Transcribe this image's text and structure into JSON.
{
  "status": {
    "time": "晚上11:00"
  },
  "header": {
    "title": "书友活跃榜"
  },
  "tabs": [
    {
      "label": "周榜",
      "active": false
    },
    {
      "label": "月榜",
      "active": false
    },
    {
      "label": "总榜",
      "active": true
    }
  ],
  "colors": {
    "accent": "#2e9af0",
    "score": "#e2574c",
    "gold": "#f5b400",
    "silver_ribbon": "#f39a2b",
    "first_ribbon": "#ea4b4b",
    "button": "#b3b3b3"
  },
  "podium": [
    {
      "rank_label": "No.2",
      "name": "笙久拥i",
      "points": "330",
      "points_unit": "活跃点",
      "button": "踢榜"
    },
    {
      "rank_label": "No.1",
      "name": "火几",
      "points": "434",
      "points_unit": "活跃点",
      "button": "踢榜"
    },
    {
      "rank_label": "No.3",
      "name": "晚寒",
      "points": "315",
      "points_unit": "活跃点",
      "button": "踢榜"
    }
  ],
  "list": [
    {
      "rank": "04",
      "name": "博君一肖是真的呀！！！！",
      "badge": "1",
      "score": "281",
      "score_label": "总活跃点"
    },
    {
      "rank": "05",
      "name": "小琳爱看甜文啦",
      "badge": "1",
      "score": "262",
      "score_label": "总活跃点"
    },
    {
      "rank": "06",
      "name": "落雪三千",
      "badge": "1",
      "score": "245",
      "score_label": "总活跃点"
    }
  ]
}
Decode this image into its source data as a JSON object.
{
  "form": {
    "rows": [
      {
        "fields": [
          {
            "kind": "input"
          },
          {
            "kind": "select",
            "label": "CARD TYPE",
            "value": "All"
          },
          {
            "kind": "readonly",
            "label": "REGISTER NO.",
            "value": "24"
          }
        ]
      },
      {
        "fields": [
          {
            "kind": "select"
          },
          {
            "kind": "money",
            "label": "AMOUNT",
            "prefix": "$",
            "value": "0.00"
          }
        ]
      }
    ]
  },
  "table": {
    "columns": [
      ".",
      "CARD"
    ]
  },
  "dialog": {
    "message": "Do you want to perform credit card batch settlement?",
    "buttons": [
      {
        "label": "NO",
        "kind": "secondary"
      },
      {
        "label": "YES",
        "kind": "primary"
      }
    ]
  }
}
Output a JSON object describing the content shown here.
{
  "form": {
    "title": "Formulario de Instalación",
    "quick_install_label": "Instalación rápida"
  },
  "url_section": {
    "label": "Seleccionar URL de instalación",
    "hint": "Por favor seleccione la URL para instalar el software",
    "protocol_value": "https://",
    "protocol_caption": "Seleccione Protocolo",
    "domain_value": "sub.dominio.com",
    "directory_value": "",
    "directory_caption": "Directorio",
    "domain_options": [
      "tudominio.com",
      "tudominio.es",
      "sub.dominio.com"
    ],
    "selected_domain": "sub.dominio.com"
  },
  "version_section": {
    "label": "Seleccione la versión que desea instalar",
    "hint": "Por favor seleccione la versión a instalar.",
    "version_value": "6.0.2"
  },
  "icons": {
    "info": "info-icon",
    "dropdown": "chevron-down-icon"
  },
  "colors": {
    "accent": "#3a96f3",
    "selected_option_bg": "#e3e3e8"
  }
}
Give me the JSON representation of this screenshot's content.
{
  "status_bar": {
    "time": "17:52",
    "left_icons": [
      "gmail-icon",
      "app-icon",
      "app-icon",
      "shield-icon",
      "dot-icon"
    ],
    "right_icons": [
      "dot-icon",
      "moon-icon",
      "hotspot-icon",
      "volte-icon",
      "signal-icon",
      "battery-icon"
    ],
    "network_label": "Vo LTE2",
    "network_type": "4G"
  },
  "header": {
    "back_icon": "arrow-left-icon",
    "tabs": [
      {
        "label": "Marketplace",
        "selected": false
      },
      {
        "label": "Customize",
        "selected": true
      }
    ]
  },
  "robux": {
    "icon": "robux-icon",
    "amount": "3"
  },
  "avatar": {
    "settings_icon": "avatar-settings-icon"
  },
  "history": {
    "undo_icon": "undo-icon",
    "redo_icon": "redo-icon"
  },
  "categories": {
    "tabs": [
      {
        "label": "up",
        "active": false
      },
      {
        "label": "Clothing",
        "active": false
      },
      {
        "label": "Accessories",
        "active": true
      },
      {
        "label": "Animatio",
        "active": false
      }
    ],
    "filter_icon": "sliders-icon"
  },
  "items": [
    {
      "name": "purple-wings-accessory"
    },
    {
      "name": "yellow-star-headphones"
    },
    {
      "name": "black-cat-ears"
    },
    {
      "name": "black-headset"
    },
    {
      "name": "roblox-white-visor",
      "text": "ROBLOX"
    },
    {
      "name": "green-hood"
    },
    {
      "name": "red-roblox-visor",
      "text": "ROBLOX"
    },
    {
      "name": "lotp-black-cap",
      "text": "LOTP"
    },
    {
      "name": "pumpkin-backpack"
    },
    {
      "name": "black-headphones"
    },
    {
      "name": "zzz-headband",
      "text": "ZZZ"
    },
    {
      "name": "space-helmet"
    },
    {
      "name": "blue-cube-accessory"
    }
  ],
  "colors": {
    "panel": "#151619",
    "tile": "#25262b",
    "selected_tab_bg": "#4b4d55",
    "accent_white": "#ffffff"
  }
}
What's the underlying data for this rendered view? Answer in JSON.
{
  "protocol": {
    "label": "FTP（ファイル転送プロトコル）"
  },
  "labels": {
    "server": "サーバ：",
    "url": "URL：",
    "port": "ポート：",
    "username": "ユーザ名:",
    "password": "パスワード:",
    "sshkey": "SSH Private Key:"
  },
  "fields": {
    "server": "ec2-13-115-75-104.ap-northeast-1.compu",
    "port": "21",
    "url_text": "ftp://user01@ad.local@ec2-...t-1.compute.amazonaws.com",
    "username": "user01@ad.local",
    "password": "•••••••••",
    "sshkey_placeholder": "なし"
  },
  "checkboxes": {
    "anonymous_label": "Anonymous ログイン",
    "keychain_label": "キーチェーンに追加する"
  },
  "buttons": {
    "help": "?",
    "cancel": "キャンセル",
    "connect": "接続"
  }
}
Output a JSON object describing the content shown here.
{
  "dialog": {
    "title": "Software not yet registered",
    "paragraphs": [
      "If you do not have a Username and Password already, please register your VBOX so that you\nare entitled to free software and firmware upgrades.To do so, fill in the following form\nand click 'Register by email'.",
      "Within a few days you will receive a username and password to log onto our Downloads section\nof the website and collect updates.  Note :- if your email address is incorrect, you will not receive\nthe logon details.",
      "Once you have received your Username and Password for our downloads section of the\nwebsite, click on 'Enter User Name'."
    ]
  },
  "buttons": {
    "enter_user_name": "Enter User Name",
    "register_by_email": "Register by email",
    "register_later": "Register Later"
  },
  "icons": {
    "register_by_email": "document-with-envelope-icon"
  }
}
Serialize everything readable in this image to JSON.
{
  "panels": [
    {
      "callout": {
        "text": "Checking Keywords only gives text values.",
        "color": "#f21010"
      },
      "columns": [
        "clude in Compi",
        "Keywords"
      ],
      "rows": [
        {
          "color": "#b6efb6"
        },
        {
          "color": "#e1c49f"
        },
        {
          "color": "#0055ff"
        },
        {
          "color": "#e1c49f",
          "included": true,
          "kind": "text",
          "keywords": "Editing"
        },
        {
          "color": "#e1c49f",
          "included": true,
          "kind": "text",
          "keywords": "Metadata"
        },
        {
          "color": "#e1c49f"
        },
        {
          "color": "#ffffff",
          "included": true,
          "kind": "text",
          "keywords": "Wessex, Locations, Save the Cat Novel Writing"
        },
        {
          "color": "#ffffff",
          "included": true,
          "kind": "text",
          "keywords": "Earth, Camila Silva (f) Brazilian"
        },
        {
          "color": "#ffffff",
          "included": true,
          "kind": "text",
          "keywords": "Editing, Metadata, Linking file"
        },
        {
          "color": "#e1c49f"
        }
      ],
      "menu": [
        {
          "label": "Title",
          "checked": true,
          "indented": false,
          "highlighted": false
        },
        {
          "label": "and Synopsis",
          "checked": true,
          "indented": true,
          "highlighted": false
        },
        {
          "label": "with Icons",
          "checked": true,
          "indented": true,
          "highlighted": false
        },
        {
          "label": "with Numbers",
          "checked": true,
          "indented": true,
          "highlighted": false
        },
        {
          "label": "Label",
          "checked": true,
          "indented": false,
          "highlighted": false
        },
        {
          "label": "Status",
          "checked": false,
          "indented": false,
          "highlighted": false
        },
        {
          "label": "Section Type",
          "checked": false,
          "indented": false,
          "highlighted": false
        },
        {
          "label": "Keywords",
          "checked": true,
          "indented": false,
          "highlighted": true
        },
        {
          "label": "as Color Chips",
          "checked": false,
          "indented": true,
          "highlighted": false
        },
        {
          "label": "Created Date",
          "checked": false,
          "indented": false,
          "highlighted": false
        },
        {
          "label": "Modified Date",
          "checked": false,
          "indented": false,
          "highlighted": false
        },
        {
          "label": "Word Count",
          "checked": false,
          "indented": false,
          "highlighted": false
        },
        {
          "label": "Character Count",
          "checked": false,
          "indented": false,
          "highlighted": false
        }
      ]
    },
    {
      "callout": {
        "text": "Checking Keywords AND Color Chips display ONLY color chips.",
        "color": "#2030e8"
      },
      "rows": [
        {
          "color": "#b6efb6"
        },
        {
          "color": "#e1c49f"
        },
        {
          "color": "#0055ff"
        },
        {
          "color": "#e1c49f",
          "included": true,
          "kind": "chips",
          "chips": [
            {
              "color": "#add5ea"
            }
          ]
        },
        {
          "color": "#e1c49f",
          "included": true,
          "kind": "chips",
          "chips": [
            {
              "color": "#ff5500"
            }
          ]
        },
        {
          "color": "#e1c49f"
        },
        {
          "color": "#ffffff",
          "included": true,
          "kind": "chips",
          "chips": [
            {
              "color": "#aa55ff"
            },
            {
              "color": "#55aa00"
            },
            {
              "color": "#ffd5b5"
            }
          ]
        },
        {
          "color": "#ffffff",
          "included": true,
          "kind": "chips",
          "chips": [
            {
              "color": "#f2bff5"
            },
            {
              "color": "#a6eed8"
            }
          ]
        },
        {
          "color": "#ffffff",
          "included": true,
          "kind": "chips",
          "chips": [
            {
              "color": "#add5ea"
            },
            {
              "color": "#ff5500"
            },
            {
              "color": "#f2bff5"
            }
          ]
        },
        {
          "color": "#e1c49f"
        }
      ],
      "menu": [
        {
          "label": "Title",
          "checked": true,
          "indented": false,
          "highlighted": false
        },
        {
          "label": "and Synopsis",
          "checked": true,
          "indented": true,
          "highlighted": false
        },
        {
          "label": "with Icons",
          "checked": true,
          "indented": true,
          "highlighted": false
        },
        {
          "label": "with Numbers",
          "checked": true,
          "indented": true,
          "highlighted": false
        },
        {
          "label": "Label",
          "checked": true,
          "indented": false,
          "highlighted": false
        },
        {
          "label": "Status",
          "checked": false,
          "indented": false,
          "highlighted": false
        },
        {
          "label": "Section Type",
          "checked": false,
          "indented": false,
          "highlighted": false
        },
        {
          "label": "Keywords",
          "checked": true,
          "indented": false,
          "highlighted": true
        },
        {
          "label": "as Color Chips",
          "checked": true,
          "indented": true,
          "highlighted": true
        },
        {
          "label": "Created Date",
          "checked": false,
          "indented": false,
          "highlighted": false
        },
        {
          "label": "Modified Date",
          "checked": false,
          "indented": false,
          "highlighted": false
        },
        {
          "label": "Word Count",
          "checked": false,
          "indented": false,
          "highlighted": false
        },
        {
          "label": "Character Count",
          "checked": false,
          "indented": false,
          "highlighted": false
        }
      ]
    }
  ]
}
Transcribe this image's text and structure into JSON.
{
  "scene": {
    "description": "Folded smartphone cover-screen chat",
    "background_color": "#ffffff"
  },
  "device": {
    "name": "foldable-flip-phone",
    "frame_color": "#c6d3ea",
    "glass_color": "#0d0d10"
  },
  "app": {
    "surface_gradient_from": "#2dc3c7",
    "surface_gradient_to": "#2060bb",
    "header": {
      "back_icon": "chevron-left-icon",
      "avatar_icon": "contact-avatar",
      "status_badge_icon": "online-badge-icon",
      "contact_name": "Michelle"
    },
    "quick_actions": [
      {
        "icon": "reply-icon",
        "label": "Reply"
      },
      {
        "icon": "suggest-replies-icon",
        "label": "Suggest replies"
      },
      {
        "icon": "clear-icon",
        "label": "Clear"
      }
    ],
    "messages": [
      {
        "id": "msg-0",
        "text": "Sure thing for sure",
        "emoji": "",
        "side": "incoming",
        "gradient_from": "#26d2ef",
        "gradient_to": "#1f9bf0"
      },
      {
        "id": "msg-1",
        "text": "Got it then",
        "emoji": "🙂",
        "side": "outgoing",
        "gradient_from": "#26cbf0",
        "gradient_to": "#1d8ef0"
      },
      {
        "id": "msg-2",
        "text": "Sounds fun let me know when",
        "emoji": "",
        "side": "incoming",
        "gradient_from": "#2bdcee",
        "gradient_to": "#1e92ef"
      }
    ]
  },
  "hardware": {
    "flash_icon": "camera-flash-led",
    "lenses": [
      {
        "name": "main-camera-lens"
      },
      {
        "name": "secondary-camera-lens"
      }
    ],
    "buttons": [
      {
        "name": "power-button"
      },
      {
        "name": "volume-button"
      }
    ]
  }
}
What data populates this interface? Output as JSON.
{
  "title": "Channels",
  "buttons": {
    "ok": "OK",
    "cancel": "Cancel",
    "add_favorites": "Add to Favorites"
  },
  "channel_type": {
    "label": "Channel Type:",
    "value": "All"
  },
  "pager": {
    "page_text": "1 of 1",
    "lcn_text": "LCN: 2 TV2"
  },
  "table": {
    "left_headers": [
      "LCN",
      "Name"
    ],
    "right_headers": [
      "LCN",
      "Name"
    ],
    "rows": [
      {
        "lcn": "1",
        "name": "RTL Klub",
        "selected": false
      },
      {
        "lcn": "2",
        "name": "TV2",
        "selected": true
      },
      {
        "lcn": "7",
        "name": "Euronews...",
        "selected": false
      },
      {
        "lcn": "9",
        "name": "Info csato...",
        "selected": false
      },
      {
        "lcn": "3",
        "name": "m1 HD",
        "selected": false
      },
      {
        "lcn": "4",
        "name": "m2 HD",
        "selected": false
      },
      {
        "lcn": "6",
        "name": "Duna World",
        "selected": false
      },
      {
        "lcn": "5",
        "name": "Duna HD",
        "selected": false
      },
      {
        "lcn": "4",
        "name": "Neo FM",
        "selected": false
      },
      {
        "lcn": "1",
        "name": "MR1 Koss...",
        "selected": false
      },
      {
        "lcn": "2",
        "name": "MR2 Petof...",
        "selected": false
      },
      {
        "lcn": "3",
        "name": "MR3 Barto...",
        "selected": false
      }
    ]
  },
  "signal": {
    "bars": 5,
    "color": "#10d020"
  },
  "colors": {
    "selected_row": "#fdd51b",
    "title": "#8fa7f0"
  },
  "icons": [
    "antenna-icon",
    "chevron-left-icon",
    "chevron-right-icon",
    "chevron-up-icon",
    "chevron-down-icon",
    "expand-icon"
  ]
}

_What is asked_
Identify each line of the material where the word "Enter" shows up, and copy it.

_The response_
      "Once you have received your Username and Password for our downloads section of the\nwebsite, click on 'Enter User Name'."
    "enter_user_name": "Enter User Name",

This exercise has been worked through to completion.